TRECHO DO TEXTO>
'''

Outro trabalho do Panathlon consiste em apoiar os eventos e atividades desportivas realizados em Santos e região. “Nos Jogos Abertos do Interior do ano passado, em Santos, planejamos dar um troféu e um diploma à cidade de melhor fair-play. Mas seria um critério difícil, teríamos que acompanhar todas as disputas e não tínhamos como fazer isso”, recorda o sócio-fundador. Então, o grupo arranjou uma saída. “Santos já teria padecido nestes Jogos por falta de pista e de instalações para acomodação dos atletas. São Vicente cedeu escolas para receber os esportistas e Praia Grande cedeu sua pista de atletismo. Atitudes de cidades-irmãs merecedoras de homenagens. Então demos o troféu fair-play a Praia Grande e o diploma a São Vicente”, conta Elny.
Para o futuro, a entidade quer voltar com o Mérito Panathlético, premiação concedida aos melhores atletas de cada modalidade amadora na Cidade, mas cuja realização foi dificultada, segundo Elny, pela falta de apoio das próprias ligas. “Muitas já nem existem mais, e mesmo quando existiam, poucos se preocupavam em nos encaminhar os resultados”, lamenta ele, um dos sócios-fundadores do clube em Santos. O prêmio, aliás, já foi dado a atletas conhecidos. Em 1999, por exemplo, o craque santista Neymar, artilheiro da categoria Mamadeira/Iniciante II do futsal de Santos, quando defendia a Portuguesa Santista. Ou o goleiro Felipe, campeão paulista pelo Peixe em 2010 e hoje emprestado ao Avaí, um dos goleiros menos vazados do time Mirim do Santos naquele ano.

'''

DADOS FORNECIDOS>
'''

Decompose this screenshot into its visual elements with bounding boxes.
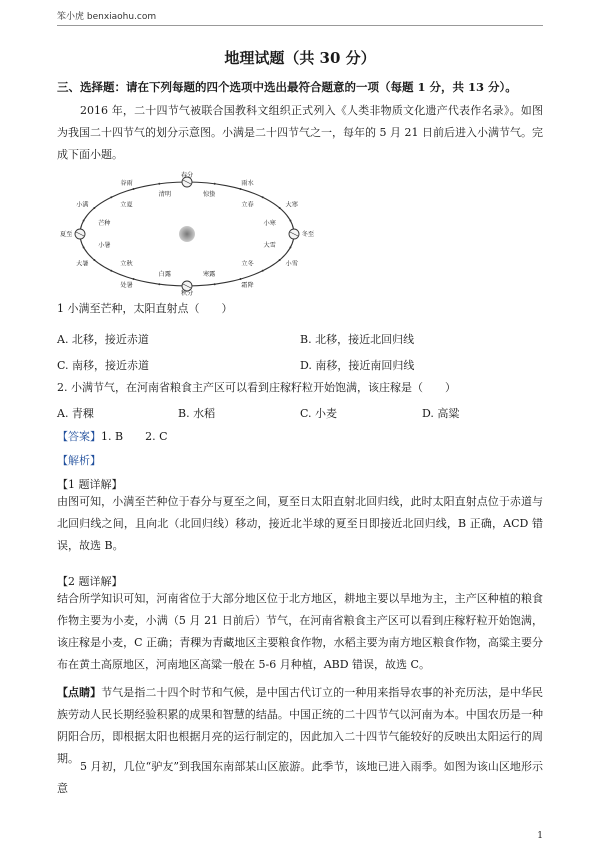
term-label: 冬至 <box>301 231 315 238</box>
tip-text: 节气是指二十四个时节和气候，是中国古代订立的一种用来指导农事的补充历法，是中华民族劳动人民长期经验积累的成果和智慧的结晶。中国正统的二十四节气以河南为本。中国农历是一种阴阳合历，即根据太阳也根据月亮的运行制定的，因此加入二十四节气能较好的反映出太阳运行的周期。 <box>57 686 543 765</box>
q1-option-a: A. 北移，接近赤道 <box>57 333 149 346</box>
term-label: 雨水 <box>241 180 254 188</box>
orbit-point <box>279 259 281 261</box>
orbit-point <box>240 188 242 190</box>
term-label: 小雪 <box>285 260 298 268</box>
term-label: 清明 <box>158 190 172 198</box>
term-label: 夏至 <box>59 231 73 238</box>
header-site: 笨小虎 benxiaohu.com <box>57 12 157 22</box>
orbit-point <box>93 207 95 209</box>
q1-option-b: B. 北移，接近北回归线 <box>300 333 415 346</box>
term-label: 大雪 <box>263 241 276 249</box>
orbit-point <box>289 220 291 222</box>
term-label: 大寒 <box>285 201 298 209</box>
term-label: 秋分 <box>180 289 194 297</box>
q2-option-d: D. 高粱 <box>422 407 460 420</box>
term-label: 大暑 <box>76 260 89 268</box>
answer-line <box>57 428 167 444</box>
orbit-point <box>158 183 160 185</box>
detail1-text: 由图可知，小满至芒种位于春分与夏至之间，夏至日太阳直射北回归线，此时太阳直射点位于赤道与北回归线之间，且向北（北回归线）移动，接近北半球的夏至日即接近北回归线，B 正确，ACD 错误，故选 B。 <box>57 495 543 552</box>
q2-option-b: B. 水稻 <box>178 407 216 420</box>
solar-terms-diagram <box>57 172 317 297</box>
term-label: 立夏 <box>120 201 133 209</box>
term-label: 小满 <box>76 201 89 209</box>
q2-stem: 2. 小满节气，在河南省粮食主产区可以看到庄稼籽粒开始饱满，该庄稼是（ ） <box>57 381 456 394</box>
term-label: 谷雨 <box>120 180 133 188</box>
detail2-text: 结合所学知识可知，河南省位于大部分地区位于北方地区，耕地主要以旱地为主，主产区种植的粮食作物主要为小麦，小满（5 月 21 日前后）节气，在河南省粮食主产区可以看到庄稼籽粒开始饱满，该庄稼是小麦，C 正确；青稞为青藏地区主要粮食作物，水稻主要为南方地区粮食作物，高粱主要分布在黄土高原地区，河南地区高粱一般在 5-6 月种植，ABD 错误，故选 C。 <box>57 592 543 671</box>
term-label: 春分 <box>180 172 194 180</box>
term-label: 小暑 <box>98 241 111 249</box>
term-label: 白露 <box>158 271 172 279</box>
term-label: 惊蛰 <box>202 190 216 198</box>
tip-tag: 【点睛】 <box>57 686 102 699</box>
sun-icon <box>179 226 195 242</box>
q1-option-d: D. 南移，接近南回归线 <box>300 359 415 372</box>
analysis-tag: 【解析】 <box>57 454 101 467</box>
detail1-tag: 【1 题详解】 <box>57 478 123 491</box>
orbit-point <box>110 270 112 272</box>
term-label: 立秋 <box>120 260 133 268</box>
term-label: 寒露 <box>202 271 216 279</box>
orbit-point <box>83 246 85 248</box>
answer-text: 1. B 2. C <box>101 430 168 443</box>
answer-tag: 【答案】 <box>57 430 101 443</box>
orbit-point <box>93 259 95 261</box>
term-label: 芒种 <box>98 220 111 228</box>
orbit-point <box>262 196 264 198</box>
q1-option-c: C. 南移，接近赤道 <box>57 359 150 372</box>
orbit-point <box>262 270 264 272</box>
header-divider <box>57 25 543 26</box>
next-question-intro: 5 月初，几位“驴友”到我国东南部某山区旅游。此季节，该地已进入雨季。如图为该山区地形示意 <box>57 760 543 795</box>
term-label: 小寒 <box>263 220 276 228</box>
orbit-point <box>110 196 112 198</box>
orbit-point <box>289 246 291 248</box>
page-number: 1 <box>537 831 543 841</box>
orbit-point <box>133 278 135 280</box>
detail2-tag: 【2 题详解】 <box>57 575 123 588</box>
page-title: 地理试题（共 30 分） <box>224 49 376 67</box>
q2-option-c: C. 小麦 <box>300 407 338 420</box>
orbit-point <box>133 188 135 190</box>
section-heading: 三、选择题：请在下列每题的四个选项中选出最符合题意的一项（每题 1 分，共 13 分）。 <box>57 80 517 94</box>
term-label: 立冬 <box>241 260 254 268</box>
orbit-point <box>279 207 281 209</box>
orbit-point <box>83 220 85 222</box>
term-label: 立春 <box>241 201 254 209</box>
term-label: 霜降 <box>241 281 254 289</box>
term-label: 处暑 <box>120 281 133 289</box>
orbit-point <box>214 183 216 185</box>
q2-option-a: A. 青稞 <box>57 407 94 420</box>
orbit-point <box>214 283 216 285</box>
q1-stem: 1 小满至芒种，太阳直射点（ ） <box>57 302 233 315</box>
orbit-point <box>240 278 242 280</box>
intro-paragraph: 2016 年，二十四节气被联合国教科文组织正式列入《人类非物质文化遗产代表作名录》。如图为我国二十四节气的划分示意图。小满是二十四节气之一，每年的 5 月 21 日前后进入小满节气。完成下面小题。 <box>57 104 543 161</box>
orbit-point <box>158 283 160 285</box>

'''
'''

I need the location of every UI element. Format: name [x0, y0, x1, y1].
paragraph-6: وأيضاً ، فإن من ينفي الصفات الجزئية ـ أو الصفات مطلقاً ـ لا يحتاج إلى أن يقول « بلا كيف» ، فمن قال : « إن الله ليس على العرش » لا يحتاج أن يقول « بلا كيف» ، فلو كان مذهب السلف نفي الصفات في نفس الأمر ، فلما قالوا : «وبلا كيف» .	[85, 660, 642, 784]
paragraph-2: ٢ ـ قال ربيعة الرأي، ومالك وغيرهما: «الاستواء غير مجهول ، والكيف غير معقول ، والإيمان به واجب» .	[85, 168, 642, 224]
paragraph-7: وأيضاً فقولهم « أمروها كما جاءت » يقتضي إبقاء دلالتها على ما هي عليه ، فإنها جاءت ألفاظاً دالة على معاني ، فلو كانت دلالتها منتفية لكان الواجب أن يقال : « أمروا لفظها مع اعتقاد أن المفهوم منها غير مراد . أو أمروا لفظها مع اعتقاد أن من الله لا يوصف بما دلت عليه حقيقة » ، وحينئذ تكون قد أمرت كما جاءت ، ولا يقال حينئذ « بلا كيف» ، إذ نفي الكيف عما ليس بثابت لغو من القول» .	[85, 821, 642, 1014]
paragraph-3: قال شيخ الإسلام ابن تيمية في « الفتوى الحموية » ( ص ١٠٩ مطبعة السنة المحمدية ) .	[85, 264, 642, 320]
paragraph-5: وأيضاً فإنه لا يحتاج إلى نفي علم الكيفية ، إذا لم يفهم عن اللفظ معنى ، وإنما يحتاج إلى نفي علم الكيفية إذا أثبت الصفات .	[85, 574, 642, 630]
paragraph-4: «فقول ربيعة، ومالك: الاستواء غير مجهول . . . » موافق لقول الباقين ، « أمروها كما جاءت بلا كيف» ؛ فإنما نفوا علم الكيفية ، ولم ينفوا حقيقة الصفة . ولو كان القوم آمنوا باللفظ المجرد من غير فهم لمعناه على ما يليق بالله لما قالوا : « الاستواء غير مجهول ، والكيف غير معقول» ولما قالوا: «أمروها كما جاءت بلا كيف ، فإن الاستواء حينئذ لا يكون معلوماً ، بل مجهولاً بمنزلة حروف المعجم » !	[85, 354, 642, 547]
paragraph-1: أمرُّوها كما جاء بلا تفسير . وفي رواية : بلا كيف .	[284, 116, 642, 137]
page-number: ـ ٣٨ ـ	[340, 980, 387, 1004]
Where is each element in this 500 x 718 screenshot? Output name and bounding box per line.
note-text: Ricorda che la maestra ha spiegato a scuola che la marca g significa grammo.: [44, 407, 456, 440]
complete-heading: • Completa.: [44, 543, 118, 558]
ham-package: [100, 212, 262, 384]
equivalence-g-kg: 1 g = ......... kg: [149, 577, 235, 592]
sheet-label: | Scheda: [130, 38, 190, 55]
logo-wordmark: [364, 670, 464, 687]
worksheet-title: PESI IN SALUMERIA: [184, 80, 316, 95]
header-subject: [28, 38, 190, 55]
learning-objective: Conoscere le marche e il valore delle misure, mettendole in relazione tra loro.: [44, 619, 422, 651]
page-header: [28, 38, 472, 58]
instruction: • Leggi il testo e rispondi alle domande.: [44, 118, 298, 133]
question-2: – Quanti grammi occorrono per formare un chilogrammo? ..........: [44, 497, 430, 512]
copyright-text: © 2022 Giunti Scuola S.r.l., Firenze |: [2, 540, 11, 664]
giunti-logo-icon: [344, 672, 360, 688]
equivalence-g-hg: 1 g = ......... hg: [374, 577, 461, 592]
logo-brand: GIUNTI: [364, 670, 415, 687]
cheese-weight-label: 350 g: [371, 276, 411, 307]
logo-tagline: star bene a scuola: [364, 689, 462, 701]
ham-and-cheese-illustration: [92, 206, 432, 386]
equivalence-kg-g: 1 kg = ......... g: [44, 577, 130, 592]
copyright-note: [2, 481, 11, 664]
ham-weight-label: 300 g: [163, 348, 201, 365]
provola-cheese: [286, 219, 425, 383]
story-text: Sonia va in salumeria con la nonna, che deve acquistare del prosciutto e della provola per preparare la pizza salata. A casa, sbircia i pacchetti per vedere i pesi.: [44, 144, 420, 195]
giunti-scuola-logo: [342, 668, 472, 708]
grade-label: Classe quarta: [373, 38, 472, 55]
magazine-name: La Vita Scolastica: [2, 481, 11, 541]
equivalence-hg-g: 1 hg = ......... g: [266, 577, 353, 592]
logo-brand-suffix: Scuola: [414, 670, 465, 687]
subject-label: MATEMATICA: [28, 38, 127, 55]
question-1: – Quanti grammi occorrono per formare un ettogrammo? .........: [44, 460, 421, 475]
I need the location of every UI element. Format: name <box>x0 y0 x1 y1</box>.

'''
'''

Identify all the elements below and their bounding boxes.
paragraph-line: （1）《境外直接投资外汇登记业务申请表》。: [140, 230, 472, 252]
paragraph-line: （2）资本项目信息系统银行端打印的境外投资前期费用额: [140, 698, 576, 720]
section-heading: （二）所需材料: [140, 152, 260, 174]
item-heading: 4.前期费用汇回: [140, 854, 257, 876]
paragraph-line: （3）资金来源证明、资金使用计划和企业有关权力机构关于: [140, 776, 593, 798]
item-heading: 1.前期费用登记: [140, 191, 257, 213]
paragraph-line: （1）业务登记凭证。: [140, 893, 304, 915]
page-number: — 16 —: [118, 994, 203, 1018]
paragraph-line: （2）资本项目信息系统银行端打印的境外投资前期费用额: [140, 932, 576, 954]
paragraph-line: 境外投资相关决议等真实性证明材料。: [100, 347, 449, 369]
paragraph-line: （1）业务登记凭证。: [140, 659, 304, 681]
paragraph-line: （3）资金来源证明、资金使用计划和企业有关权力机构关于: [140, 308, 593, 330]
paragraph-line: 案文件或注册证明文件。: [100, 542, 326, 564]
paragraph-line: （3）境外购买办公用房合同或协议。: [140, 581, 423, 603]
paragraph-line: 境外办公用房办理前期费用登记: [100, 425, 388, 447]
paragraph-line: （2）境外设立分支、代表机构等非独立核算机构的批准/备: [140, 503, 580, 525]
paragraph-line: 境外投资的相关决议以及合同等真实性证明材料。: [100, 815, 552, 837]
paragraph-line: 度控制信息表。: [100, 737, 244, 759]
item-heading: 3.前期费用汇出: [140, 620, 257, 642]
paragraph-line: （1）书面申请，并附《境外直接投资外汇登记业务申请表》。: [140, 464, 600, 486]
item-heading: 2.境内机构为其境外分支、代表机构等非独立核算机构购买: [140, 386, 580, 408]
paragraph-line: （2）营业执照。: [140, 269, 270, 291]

'''

ENUNCIADO DA TAREFA> No texto sobre o Panathlon em Santos, qual cidade recebeu o troféu fair-play nos Jogos Abertos do Interior? Os itens vêm de uma fonte diferente da do texto.

RESPOSTA> Praia Grande recebeu o troféu fair-play.